AIM OF THE TASK
Below are some records. Copy every line in them that holds "marker".

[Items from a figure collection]
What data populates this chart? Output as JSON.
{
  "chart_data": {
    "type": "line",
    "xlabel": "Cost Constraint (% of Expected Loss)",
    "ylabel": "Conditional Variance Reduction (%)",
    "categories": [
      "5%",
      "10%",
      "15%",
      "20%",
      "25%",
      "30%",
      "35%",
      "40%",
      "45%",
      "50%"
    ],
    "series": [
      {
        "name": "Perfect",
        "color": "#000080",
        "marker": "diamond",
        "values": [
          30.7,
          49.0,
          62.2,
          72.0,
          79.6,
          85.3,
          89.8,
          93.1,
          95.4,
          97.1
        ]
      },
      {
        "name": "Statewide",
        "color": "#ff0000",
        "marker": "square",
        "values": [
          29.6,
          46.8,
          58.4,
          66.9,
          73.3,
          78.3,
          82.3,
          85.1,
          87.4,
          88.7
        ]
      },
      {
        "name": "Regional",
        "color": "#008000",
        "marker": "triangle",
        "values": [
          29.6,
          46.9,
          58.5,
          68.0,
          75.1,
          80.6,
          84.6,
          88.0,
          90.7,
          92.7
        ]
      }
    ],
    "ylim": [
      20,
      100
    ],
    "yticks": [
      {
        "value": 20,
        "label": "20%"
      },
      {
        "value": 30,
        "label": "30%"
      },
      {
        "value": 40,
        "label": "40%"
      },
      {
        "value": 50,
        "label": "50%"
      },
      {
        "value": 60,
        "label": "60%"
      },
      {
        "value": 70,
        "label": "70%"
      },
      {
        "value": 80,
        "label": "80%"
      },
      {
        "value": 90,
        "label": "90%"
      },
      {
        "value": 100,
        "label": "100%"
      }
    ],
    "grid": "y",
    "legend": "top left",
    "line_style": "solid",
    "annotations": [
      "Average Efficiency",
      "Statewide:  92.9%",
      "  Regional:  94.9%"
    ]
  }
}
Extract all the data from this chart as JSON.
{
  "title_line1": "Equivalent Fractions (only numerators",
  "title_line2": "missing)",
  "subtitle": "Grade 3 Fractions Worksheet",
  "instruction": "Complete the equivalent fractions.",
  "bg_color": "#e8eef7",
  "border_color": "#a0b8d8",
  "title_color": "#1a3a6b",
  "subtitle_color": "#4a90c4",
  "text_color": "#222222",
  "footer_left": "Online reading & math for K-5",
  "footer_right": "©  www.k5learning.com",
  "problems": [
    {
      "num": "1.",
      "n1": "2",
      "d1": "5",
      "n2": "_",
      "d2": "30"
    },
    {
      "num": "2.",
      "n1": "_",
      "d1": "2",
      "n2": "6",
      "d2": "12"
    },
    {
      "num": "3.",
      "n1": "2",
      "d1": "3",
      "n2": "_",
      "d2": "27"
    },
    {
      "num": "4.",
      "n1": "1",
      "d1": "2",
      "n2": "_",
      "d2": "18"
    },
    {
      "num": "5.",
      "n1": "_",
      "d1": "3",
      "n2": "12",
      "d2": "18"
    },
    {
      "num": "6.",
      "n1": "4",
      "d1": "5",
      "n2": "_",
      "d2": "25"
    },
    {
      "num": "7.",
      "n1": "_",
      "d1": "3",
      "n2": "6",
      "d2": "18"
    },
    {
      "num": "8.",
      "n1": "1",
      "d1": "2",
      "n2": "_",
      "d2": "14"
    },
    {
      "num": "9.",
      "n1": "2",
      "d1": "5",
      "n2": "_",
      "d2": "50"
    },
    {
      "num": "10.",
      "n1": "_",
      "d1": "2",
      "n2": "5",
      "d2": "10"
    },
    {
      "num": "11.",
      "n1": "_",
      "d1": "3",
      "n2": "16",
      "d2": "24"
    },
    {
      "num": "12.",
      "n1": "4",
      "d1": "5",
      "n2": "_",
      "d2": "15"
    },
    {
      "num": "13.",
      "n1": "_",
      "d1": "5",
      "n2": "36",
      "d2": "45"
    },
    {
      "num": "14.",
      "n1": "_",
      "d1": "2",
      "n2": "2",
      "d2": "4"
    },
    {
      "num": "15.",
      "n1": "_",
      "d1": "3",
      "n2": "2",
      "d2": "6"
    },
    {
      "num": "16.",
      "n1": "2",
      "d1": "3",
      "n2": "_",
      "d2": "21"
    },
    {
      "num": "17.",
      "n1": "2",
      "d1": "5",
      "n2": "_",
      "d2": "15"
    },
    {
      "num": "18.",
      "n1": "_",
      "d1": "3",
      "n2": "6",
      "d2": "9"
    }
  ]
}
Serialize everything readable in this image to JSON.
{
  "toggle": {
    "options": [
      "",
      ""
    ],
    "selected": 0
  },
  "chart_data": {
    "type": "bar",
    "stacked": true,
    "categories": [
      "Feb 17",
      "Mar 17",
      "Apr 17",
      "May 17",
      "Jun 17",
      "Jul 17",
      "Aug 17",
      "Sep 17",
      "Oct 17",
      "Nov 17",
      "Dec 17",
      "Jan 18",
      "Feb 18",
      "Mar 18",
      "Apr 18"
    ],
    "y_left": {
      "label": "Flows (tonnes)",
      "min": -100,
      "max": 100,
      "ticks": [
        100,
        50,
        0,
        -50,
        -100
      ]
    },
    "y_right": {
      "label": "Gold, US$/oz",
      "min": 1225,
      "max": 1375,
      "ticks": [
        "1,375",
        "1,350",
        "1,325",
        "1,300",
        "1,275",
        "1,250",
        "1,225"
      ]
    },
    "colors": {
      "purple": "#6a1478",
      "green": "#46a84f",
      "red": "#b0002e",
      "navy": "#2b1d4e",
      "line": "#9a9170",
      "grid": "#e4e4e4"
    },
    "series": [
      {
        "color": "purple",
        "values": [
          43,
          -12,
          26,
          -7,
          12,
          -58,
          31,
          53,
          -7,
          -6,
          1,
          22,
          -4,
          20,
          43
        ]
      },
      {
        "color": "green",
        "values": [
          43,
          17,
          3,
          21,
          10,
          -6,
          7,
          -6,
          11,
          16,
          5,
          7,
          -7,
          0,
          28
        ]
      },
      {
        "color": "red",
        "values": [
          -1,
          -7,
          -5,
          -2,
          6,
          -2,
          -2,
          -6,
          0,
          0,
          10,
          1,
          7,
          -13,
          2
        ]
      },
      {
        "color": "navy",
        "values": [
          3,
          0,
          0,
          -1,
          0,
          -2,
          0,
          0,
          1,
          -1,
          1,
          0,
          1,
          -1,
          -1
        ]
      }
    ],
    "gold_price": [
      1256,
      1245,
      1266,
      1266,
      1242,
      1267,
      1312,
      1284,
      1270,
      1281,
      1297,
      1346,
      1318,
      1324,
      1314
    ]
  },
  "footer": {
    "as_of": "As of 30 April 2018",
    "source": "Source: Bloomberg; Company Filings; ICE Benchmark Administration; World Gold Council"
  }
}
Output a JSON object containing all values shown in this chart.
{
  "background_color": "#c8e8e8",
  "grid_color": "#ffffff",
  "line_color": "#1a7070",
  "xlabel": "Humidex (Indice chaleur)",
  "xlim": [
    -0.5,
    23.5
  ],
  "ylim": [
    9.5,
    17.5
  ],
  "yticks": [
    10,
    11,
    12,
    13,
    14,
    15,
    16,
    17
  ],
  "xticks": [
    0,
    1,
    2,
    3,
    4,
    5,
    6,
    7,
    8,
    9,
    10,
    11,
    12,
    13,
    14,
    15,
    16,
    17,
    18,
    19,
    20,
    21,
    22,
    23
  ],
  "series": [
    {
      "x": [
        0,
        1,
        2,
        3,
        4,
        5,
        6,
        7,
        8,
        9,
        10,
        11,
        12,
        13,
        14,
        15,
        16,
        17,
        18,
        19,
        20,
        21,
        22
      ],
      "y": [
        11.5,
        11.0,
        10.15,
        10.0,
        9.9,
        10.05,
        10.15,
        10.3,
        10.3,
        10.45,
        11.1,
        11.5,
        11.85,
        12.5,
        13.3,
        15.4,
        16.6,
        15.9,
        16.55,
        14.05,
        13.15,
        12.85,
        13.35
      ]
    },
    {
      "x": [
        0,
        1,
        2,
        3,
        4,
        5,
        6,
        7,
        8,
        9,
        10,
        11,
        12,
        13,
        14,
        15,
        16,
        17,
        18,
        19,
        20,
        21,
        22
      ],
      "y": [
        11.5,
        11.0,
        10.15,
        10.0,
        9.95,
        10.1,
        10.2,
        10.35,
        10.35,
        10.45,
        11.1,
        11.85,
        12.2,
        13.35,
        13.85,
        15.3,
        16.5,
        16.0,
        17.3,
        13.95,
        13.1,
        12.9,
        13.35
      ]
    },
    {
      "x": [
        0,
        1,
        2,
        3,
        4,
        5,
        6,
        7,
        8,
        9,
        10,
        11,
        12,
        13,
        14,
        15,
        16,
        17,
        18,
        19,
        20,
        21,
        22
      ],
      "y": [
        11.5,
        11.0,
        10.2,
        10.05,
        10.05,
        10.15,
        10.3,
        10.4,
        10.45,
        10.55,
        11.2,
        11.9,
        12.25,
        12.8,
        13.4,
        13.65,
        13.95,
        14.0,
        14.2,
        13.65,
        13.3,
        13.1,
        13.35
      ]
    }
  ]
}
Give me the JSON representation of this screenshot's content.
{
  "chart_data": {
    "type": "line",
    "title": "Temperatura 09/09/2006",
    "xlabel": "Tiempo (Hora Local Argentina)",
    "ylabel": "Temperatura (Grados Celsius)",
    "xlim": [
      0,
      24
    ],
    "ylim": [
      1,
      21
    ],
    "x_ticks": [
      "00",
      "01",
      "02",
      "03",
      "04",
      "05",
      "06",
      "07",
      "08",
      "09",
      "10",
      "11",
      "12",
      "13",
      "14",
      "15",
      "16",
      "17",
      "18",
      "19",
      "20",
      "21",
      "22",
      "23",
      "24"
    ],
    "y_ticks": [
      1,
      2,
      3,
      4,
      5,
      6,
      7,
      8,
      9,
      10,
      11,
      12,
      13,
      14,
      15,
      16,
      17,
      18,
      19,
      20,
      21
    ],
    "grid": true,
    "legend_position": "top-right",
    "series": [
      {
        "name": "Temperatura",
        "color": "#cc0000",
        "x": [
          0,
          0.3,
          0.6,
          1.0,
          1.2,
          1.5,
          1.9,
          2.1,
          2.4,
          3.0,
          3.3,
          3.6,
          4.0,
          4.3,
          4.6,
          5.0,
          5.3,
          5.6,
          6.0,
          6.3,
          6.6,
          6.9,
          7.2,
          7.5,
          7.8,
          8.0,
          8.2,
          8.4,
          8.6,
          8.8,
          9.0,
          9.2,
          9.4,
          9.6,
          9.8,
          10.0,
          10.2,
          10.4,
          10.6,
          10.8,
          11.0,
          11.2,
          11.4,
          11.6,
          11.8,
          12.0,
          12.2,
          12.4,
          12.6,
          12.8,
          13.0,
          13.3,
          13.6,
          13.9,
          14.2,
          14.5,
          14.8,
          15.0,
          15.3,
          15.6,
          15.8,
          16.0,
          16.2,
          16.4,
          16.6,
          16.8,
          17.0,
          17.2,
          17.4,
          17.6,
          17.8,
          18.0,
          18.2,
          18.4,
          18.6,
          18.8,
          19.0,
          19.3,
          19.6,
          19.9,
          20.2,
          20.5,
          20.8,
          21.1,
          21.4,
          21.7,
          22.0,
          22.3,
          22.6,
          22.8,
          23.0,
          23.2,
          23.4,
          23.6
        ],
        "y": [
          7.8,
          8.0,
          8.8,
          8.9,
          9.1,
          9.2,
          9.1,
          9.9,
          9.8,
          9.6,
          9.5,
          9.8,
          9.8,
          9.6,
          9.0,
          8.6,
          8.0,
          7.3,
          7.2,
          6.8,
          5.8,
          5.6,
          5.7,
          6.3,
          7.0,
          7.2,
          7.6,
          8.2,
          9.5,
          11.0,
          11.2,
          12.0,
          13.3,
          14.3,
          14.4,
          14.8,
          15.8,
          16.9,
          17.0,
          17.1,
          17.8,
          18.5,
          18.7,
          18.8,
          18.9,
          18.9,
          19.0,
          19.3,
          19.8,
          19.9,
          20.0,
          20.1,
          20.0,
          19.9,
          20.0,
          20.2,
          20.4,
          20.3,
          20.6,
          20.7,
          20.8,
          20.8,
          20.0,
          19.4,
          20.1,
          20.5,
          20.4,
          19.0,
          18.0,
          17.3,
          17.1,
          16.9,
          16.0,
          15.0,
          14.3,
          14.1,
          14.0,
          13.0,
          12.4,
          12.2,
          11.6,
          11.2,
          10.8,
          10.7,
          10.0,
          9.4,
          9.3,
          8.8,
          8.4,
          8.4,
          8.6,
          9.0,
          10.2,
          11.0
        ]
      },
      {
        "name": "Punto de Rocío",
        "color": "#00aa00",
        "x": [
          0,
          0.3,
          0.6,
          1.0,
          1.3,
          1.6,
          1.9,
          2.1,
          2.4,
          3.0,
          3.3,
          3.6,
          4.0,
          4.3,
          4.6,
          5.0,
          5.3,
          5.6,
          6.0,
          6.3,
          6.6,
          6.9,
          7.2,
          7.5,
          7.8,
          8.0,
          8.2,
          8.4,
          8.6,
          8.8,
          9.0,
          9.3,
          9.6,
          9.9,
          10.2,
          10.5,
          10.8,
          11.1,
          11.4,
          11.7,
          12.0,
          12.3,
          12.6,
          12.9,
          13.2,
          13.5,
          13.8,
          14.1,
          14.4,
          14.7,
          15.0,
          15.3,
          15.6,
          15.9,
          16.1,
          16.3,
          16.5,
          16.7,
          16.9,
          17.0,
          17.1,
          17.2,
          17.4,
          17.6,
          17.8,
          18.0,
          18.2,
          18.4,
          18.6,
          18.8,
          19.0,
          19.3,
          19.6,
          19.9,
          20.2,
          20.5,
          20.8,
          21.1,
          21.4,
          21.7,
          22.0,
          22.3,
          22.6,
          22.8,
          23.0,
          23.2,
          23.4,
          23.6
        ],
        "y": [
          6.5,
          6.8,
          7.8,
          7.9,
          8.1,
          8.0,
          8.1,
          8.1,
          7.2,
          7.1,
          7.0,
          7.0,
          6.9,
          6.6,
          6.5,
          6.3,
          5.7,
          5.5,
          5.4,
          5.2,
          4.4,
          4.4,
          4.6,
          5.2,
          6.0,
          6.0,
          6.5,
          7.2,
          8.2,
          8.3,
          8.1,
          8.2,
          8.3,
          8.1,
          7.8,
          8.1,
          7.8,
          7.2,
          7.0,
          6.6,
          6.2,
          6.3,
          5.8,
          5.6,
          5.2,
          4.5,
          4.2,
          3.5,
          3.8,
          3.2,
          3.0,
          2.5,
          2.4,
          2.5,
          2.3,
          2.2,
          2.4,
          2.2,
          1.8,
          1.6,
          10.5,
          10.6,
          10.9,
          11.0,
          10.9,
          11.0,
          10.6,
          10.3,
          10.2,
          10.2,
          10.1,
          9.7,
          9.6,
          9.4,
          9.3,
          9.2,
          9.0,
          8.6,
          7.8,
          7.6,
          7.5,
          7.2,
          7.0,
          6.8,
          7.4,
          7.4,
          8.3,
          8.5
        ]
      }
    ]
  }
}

ANSWER TO THE EXERCISE
        "marker": "diamond",
        "marker": "square",
        "marker": "triangle",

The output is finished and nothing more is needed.